Exercise directions:
Quote the lines of the data below verbatim, beginning at the line that contains "Enumerate this screenshot's" and ending at the last line, both included, and excluding pictures.

Provided records:
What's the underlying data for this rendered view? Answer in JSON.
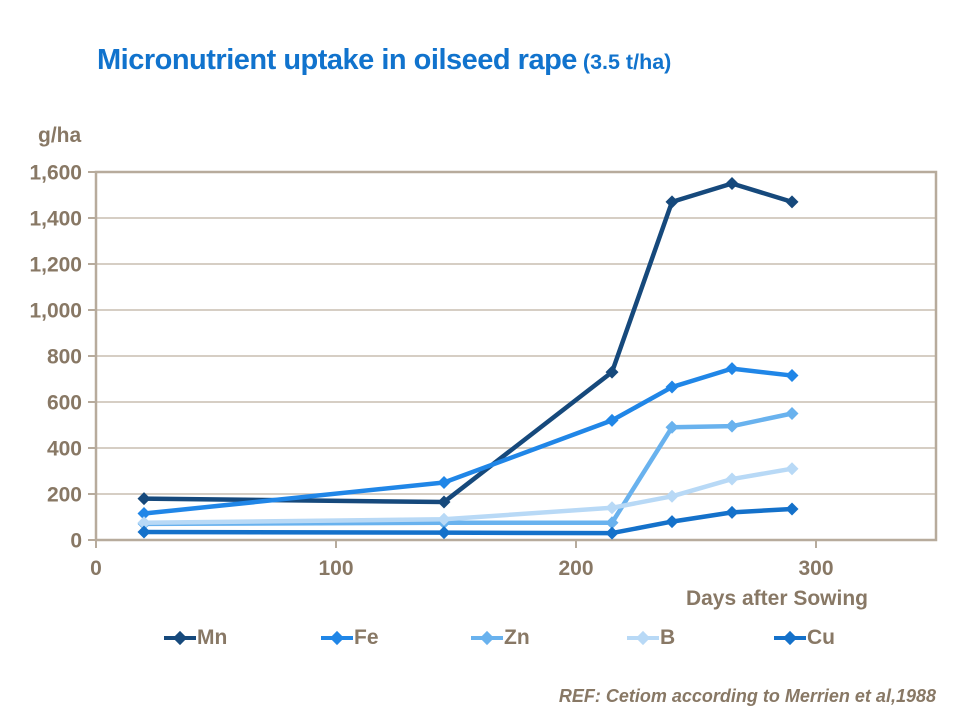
{
  "slide": {
    "title": "Micronutrient uptake in oilseed rape",
    "title_suffix": " (3.5 t/ha)",
    "reference": "REF: Cetiom according to Merrien et al,1988"
  },
  "colors": {
    "title": "#1173cd",
    "axis_text": "#887865",
    "gridline": "#c9bdb0",
    "border": "#b7ab9c",
    "background": "#ffffff"
  },
  "chart_data": {
    "type": "line",
    "title": "Micronutrient uptake in oilseed rape (3.5 t/ha)",
    "xlabel": "Days after Sowing",
    "ylabel": "g/ha",
    "xlim": [
      0,
      350
    ],
    "ylim": [
      0,
      1600
    ],
    "xticks": [
      0,
      100,
      200,
      300
    ],
    "yticks": [
      0,
      200,
      400,
      600,
      800,
      1000,
      1200,
      1400,
      1600
    ],
    "ytick_labels": [
      "0",
      "200",
      "400",
      "600",
      "800",
      "1,000",
      "1,200",
      "1,400",
      "1,600"
    ],
    "grid": "horizontal",
    "legend_position": "bottom",
    "marker": "diamond",
    "x": [
      20,
      145,
      215,
      240,
      265,
      290
    ],
    "series": [
      {
        "name": "Mn",
        "color": "#16497c",
        "values": [
          180,
          165,
          730,
          1470,
          1550,
          1470
        ]
      },
      {
        "name": "Fe",
        "color": "#2086e7",
        "values": [
          115,
          250,
          520,
          665,
          745,
          715
        ]
      },
      {
        "name": "Zn",
        "color": "#69b2ee",
        "values": [
          70,
          75,
          75,
          490,
          495,
          550
        ]
      },
      {
        "name": "B",
        "color": "#b8d9f6",
        "values": [
          75,
          90,
          140,
          190,
          265,
          310
        ]
      },
      {
        "name": "Cu",
        "color": "#1471ca",
        "values": [
          35,
          32,
          30,
          80,
          120,
          135
        ]
      }
    ]
  }
}
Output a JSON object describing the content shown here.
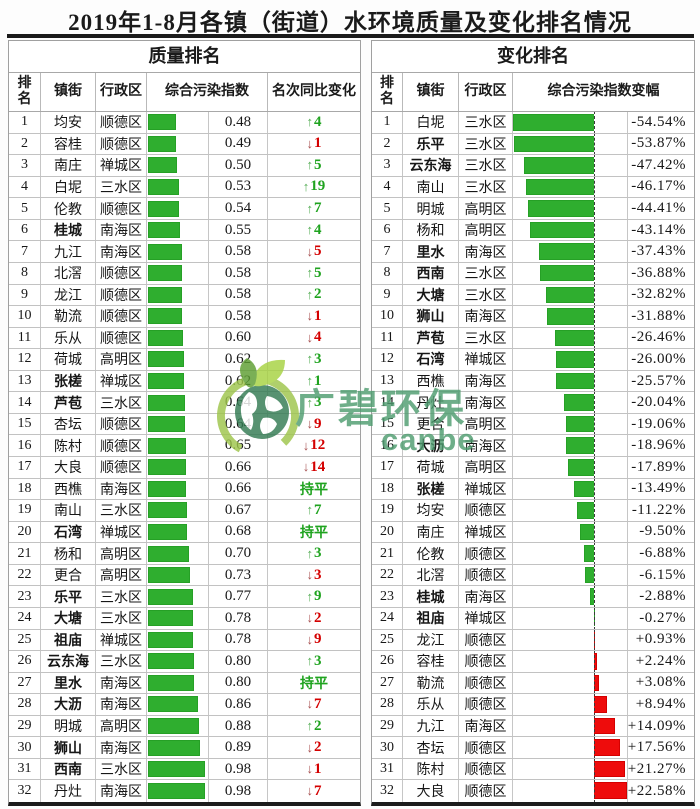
{
  "title": "2019年1-8月各镇（街道）水环境质量及变化排名情况",
  "watermark": {
    "brand": "广碧环保",
    "sub": "canbe",
    "color": "#4f9d70"
  },
  "colors": {
    "bar_green": "#2fae2f",
    "bar_green_border": "#26a026",
    "bar_red": "#ee0c0c",
    "bar_red_border": "#d40000",
    "up": "#1fa31f",
    "up_arrow": "#55ad55",
    "down": "#d40000",
    "down_arrow": "#a85252",
    "flat": "#1fa31f"
  },
  "quality": {
    "section_title": "质量排名",
    "headers": {
      "rank": "排名",
      "town": "镇街",
      "district": "行政区",
      "index": "综合污染指数",
      "change": "名次同比变化"
    },
    "flat_label": "持平",
    "rows": [
      {
        "rank": 1,
        "town": "均安",
        "district": "顺德区",
        "index": 0.48,
        "display": "0.48",
        "dir": "up",
        "n": 4,
        "bold": false
      },
      {
        "rank": 2,
        "town": "容桂",
        "district": "顺德区",
        "index": 0.49,
        "display": "0.49",
        "dir": "down",
        "n": 1,
        "bold": false
      },
      {
        "rank": 3,
        "town": "南庄",
        "district": "禅城区",
        "index": 0.5,
        "display": "0.50",
        "dir": "up",
        "n": 5,
        "bold": false
      },
      {
        "rank": 4,
        "town": "白坭",
        "district": "三水区",
        "index": 0.53,
        "display": "0.53",
        "dir": "up",
        "n": 19,
        "bold": false
      },
      {
        "rank": 5,
        "town": "伦教",
        "district": "顺德区",
        "index": 0.54,
        "display": "0.54",
        "dir": "up",
        "n": 7,
        "bold": false
      },
      {
        "rank": 6,
        "town": "桂城",
        "district": "南海区",
        "index": 0.55,
        "display": "0.55",
        "dir": "up",
        "n": 4,
        "bold": true
      },
      {
        "rank": 7,
        "town": "九江",
        "district": "南海区",
        "index": 0.58,
        "display": "0.58",
        "dir": "down",
        "n": 5,
        "bold": false
      },
      {
        "rank": 8,
        "town": "北滘",
        "district": "顺德区",
        "index": 0.58,
        "display": "0.58",
        "dir": "up",
        "n": 5,
        "bold": false
      },
      {
        "rank": 9,
        "town": "龙江",
        "district": "顺德区",
        "index": 0.58,
        "display": "0.58",
        "dir": "up",
        "n": 2,
        "bold": false
      },
      {
        "rank": 10,
        "town": "勒流",
        "district": "顺德区",
        "index": 0.58,
        "display": "0.58",
        "dir": "down",
        "n": 1,
        "bold": false
      },
      {
        "rank": 11,
        "town": "乐从",
        "district": "顺德区",
        "index": 0.6,
        "display": "0.60",
        "dir": "down",
        "n": 4,
        "bold": false
      },
      {
        "rank": 12,
        "town": "荷城",
        "district": "高明区",
        "index": 0.62,
        "display": "0.62",
        "dir": "up",
        "n": 3,
        "bold": false
      },
      {
        "rank": 13,
        "town": "张槎",
        "district": "禅城区",
        "index": 0.62,
        "display": "0.62",
        "dir": "up",
        "n": 1,
        "bold": true
      },
      {
        "rank": 14,
        "town": "芦苞",
        "district": "三水区",
        "index": 0.64,
        "display": "0.64",
        "dir": "up",
        "n": 3,
        "bold": true
      },
      {
        "rank": 15,
        "town": "杏坛",
        "district": "顺德区",
        "index": 0.64,
        "display": "0.64",
        "dir": "down",
        "n": 9,
        "bold": false
      },
      {
        "rank": 16,
        "town": "陈村",
        "district": "顺德区",
        "index": 0.65,
        "display": "0.65",
        "dir": "down",
        "n": 12,
        "bold": false
      },
      {
        "rank": 17,
        "town": "大良",
        "district": "顺德区",
        "index": 0.66,
        "display": "0.66",
        "dir": "down",
        "n": 14,
        "bold": false
      },
      {
        "rank": 18,
        "town": "西樵",
        "district": "南海区",
        "index": 0.66,
        "display": "0.66",
        "dir": "flat",
        "n": null,
        "bold": false
      },
      {
        "rank": 19,
        "town": "南山",
        "district": "三水区",
        "index": 0.67,
        "display": "0.67",
        "dir": "up",
        "n": 7,
        "bold": false
      },
      {
        "rank": 20,
        "town": "石湾",
        "district": "禅城区",
        "index": 0.68,
        "display": "0.68",
        "dir": "flat",
        "n": null,
        "bold": true
      },
      {
        "rank": 21,
        "town": "杨和",
        "district": "高明区",
        "index": 0.7,
        "display": "0.70",
        "dir": "up",
        "n": 3,
        "bold": false
      },
      {
        "rank": 22,
        "town": "更合",
        "district": "高明区",
        "index": 0.73,
        "display": "0.73",
        "dir": "down",
        "n": 3,
        "bold": false
      },
      {
        "rank": 23,
        "town": "乐平",
        "district": "三水区",
        "index": 0.77,
        "display": "0.77",
        "dir": "up",
        "n": 9,
        "bold": true
      },
      {
        "rank": 24,
        "town": "大塘",
        "district": "三水区",
        "index": 0.78,
        "display": "0.78",
        "dir": "down",
        "n": 2,
        "bold": true
      },
      {
        "rank": 25,
        "town": "祖庙",
        "district": "禅城区",
        "index": 0.78,
        "display": "0.78",
        "dir": "down",
        "n": 9,
        "bold": true
      },
      {
        "rank": 26,
        "town": "云东海",
        "district": "三水区",
        "index": 0.8,
        "display": "0.80",
        "dir": "up",
        "n": 3,
        "bold": true
      },
      {
        "rank": 27,
        "town": "里水",
        "district": "南海区",
        "index": 0.8,
        "display": "0.80",
        "dir": "flat",
        "n": null,
        "bold": true
      },
      {
        "rank": 28,
        "town": "大沥",
        "district": "南海区",
        "index": 0.86,
        "display": "0.86",
        "dir": "down",
        "n": 7,
        "bold": true
      },
      {
        "rank": 29,
        "town": "明城",
        "district": "高明区",
        "index": 0.88,
        "display": "0.88",
        "dir": "up",
        "n": 2,
        "bold": false
      },
      {
        "rank": 30,
        "town": "狮山",
        "district": "南海区",
        "index": 0.89,
        "display": "0.89",
        "dir": "down",
        "n": 2,
        "bold": true
      },
      {
        "rank": 31,
        "town": "西南",
        "district": "三水区",
        "index": 0.98,
        "display": "0.98",
        "dir": "down",
        "n": 1,
        "bold": true
      },
      {
        "rank": 32,
        "town": "丹灶",
        "district": "南海区",
        "index": 0.98,
        "display": "0.98",
        "dir": "down",
        "n": 7,
        "bold": false
      }
    ]
  },
  "change": {
    "section_title": "变化排名",
    "headers": {
      "rank": "排名",
      "town": "镇街",
      "district": "行政区",
      "delta": "综合污染指数变幅"
    },
    "rows": [
      {
        "rank": 1,
        "town": "白坭",
        "district": "三水区",
        "delta": -54.54,
        "label": "-54.54%",
        "bold": false
      },
      {
        "rank": 2,
        "town": "乐平",
        "district": "三水区",
        "delta": -53.87,
        "label": "-53.87%",
        "bold": true
      },
      {
        "rank": 3,
        "town": "云东海",
        "district": "三水区",
        "delta": -47.42,
        "label": "-47.42%",
        "bold": true
      },
      {
        "rank": 4,
        "town": "南山",
        "district": "三水区",
        "delta": -46.17,
        "label": "-46.17%",
        "bold": false
      },
      {
        "rank": 5,
        "town": "明城",
        "district": "高明区",
        "delta": -44.41,
        "label": "-44.41%",
        "bold": false
      },
      {
        "rank": 6,
        "town": "杨和",
        "district": "高明区",
        "delta": -43.14,
        "label": "-43.14%",
        "bold": false
      },
      {
        "rank": 7,
        "town": "里水",
        "district": "南海区",
        "delta": -37.43,
        "label": "-37.43%",
        "bold": true
      },
      {
        "rank": 8,
        "town": "西南",
        "district": "三水区",
        "delta": -36.88,
        "label": "-36.88%",
        "bold": true
      },
      {
        "rank": 9,
        "town": "大塘",
        "district": "三水区",
        "delta": -32.82,
        "label": "-32.82%",
        "bold": true
      },
      {
        "rank": 10,
        "town": "狮山",
        "district": "南海区",
        "delta": -31.88,
        "label": "-31.88%",
        "bold": true
      },
      {
        "rank": 11,
        "town": "芦苞",
        "district": "三水区",
        "delta": -26.46,
        "label": "-26.46%",
        "bold": true
      },
      {
        "rank": 12,
        "town": "石湾",
        "district": "禅城区",
        "delta": -26.0,
        "label": "-26.00%",
        "bold": true
      },
      {
        "rank": 13,
        "town": "西樵",
        "district": "南海区",
        "delta": -25.57,
        "label": "-25.57%",
        "bold": false
      },
      {
        "rank": 14,
        "town": "丹灶",
        "district": "南海区",
        "delta": -20.04,
        "label": "-20.04%",
        "bold": false
      },
      {
        "rank": 15,
        "town": "更合",
        "district": "高明区",
        "delta": -19.06,
        "label": "-19.06%",
        "bold": false
      },
      {
        "rank": 16,
        "town": "大沥",
        "district": "南海区",
        "delta": -18.96,
        "label": "-18.96%",
        "bold": true
      },
      {
        "rank": 17,
        "town": "荷城",
        "district": "高明区",
        "delta": -17.89,
        "label": "-17.89%",
        "bold": false
      },
      {
        "rank": 18,
        "town": "张槎",
        "district": "禅城区",
        "delta": -13.49,
        "label": "-13.49%",
        "bold": true
      },
      {
        "rank": 19,
        "town": "均安",
        "district": "顺德区",
        "delta": -11.22,
        "label": "-11.22%",
        "bold": false
      },
      {
        "rank": 20,
        "town": "南庄",
        "district": "禅城区",
        "delta": -9.5,
        "label": "-9.50%",
        "bold": false
      },
      {
        "rank": 21,
        "town": "伦教",
        "district": "顺德区",
        "delta": -6.88,
        "label": "-6.88%",
        "bold": false
      },
      {
        "rank": 22,
        "town": "北滘",
        "district": "顺德区",
        "delta": -6.15,
        "label": "-6.15%",
        "bold": false
      },
      {
        "rank": 23,
        "town": "桂城",
        "district": "南海区",
        "delta": -2.88,
        "label": "-2.88%",
        "bold": true
      },
      {
        "rank": 24,
        "town": "祖庙",
        "district": "禅城区",
        "delta": -0.27,
        "label": "-0.27%",
        "bold": true
      },
      {
        "rank": 25,
        "town": "龙江",
        "district": "顺德区",
        "delta": 0.93,
        "label": "+0.93%",
        "bold": false
      },
      {
        "rank": 26,
        "town": "容桂",
        "district": "顺德区",
        "delta": 2.24,
        "label": "+2.24%",
        "bold": false
      },
      {
        "rank": 27,
        "town": "勒流",
        "district": "顺德区",
        "delta": 3.08,
        "label": "+3.08%",
        "bold": false
      },
      {
        "rank": 28,
        "town": "乐从",
        "district": "顺德区",
        "delta": 8.94,
        "label": "+8.94%",
        "bold": false
      },
      {
        "rank": 29,
        "town": "九江",
        "district": "南海区",
        "delta": 14.09,
        "label": "+14.09%",
        "bold": false
      },
      {
        "rank": 30,
        "town": "杏坛",
        "district": "顺德区",
        "delta": 17.56,
        "label": "+17.56%",
        "bold": false
      },
      {
        "rank": 31,
        "town": "陈村",
        "district": "顺德区",
        "delta": 21.27,
        "label": "+21.27%",
        "bold": false
      },
      {
        "rank": 32,
        "town": "大良",
        "district": "顺德区",
        "delta": 22.58,
        "label": "+22.58%",
        "bold": false
      }
    ]
  },
  "chart_data": [
    {
      "type": "bar",
      "orientation": "horizontal",
      "title": "质量排名",
      "xlabel": "综合污染指数",
      "xlim": [
        0,
        1.0
      ],
      "categories": [
        "均安",
        "容桂",
        "南庄",
        "白坭",
        "伦教",
        "桂城",
        "九江",
        "北滘",
        "龙江",
        "勒流",
        "乐从",
        "荷城",
        "张槎",
        "芦苞",
        "杏坛",
        "陈村",
        "大良",
        "西樵",
        "南山",
        "石湾",
        "杨和",
        "更合",
        "乐平",
        "大塘",
        "祖庙",
        "云东海",
        "里水",
        "大沥",
        "明城",
        "狮山",
        "西南",
        "丹灶"
      ],
      "values": [
        0.48,
        0.49,
        0.5,
        0.53,
        0.54,
        0.55,
        0.58,
        0.58,
        0.58,
        0.58,
        0.6,
        0.62,
        0.62,
        0.64,
        0.64,
        0.65,
        0.66,
        0.66,
        0.67,
        0.68,
        0.7,
        0.73,
        0.77,
        0.78,
        0.78,
        0.8,
        0.8,
        0.86,
        0.88,
        0.89,
        0.98,
        0.98
      ],
      "rank_change_vs_last_year": [
        "+4",
        "-1",
        "+5",
        "+19",
        "+7",
        "+4",
        "-5",
        "+5",
        "+2",
        "-1",
        "-4",
        "+3",
        "+1",
        "+3",
        "-9",
        "-12",
        "-14",
        "持平",
        "+7",
        "持平",
        "+3",
        "-3",
        "+9",
        "-2",
        "-9",
        "+3",
        "持平",
        "-7",
        "+2",
        "-2",
        "-1",
        "-7"
      ],
      "bar_color": "#2fae2f",
      "legend": false,
      "grid": false
    },
    {
      "type": "bar",
      "orientation": "horizontal",
      "title": "变化排名",
      "xlabel": "综合污染指数变幅 (%)",
      "xlim": [
        -60,
        25
      ],
      "categories": [
        "白坭",
        "乐平",
        "云东海",
        "南山",
        "明城",
        "杨和",
        "里水",
        "西南",
        "大塘",
        "狮山",
        "芦苞",
        "石湾",
        "西樵",
        "丹灶",
        "更合",
        "大沥",
        "荷城",
        "张槎",
        "均安",
        "南庄",
        "伦教",
        "北滘",
        "桂城",
        "祖庙",
        "龙江",
        "容桂",
        "勒流",
        "乐从",
        "九江",
        "杏坛",
        "陈村",
        "大良"
      ],
      "values": [
        -54.54,
        -53.87,
        -47.42,
        -46.17,
        -44.41,
        -43.14,
        -37.43,
        -36.88,
        -32.82,
        -31.88,
        -26.46,
        -26.0,
        -25.57,
        -20.04,
        -19.06,
        -18.96,
        -17.89,
        -13.49,
        -11.22,
        -9.5,
        -6.88,
        -6.15,
        -2.88,
        -0.27,
        0.93,
        2.24,
        3.08,
        8.94,
        14.09,
        17.56,
        21.27,
        22.58
      ],
      "negative_color": "#2fae2f",
      "positive_color": "#ee0c0c",
      "zero_line": "dashed",
      "legend": false,
      "grid": false
    }
  ]
}
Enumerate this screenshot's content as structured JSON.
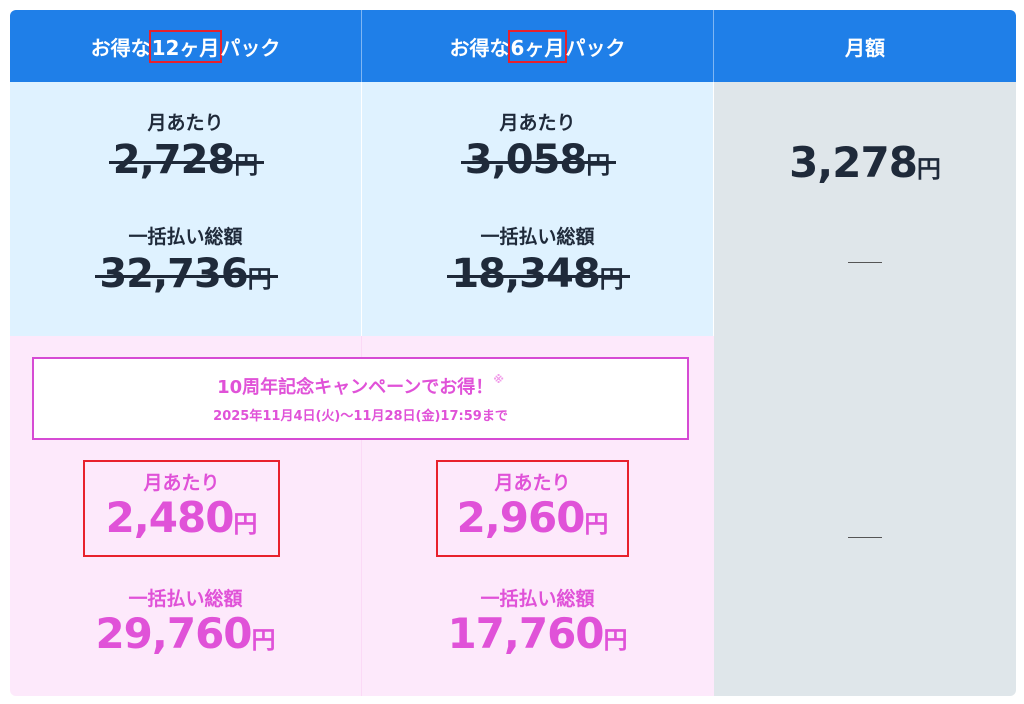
{
  "header": {
    "col1": {
      "pre": "お得な",
      "hl": "12ヶ月",
      "post": "パック"
    },
    "col2": {
      "pre": "お得な",
      "hl": "6ヶ月",
      "post": "パック"
    },
    "col3": "月額"
  },
  "regular": {
    "pack12": {
      "monthly_label": "月あたり",
      "monthly": "2,728",
      "total_label": "一括払い総額",
      "total": "32,736"
    },
    "pack6": {
      "monthly_label": "月あたり",
      "monthly": "3,058",
      "total_label": "一括払い総額",
      "total": "18,348"
    },
    "monthly_plan": {
      "price": "3,278",
      "dash": "—"
    }
  },
  "yen": "円",
  "campaign": {
    "title": "10周年記念キャンペーンでお得！",
    "mark": "※",
    "period": "2025年11月4日(火)〜11月28日(金)17:59まで"
  },
  "sale": {
    "pack12": {
      "monthly_label": "月あたり",
      "monthly": "2,480",
      "total_label": "一括払い総額",
      "total": "29,760"
    },
    "pack6": {
      "monthly_label": "月あたり",
      "monthly": "2,960",
      "total_label": "一括払い総額",
      "total": "17,760"
    },
    "monthly_plan": {
      "dash": "—"
    }
  },
  "colors": {
    "header": "#1f7fe8",
    "pink_text": "#e052d8",
    "highlight": "#e8212c"
  }
}
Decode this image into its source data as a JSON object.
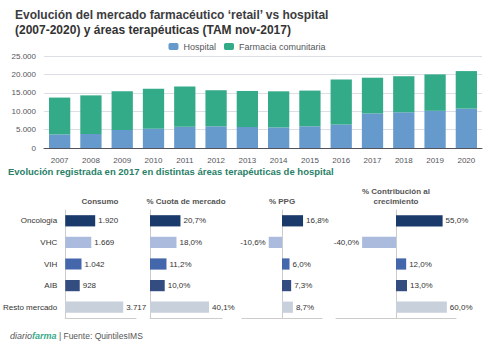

Full solution:
Enumerate this screenshot's content as structured JSON.
{
  "header": {
    "col1": {
      "pre": "お得な",
      "hl": "12ヶ月",
      "post": "パック"
    },
    "col2": {
      "pre": "お得な",
      "hl": "6ヶ月",
      "post": "パック"
    },
    "col3": "月額"
  },
  "regular": {
    "pack12": {
      "monthly_label": "月あたり",
      "monthly": "2,728",
      "total_label": "一括払い総額",
      "total": "32,736"
    },
    "pack6": {
      "monthly_label": "月あたり",
      "monthly": "3,058",
      "total_label": "一括払い総額",
      "total": "18,348"
    },
    "monthly_plan": {
      "price": "3,278",
      "dash": "—"
    }
  },
  "yen": "円",
  "campaign": {
    "title": "10周年記念キャンペーンでお得！",
    "mark": "※",
    "period": "2025年11月4日(火)〜11月28日(金)17:59まで"
  },
  "sale": {
    "pack12": {
      "monthly_label": "月あたり",
      "monthly": "2,480",
      "total_label": "一括払い総額",
      "total": "29,760"
    },
    "pack6": {
      "monthly_label": "月あたり",
      "monthly": "2,960",
      "total_label": "一括払い総額",
      "total": "17,760"
    },
    "monthly_plan": {
      "dash": "—"
    }
  },
  "colors": {
    "header": "#1f7fe8",
    "pink_text": "#e052d8",
    "highlight": "#e8212c"
  }
}
Decode this image into its source data as a JSON object.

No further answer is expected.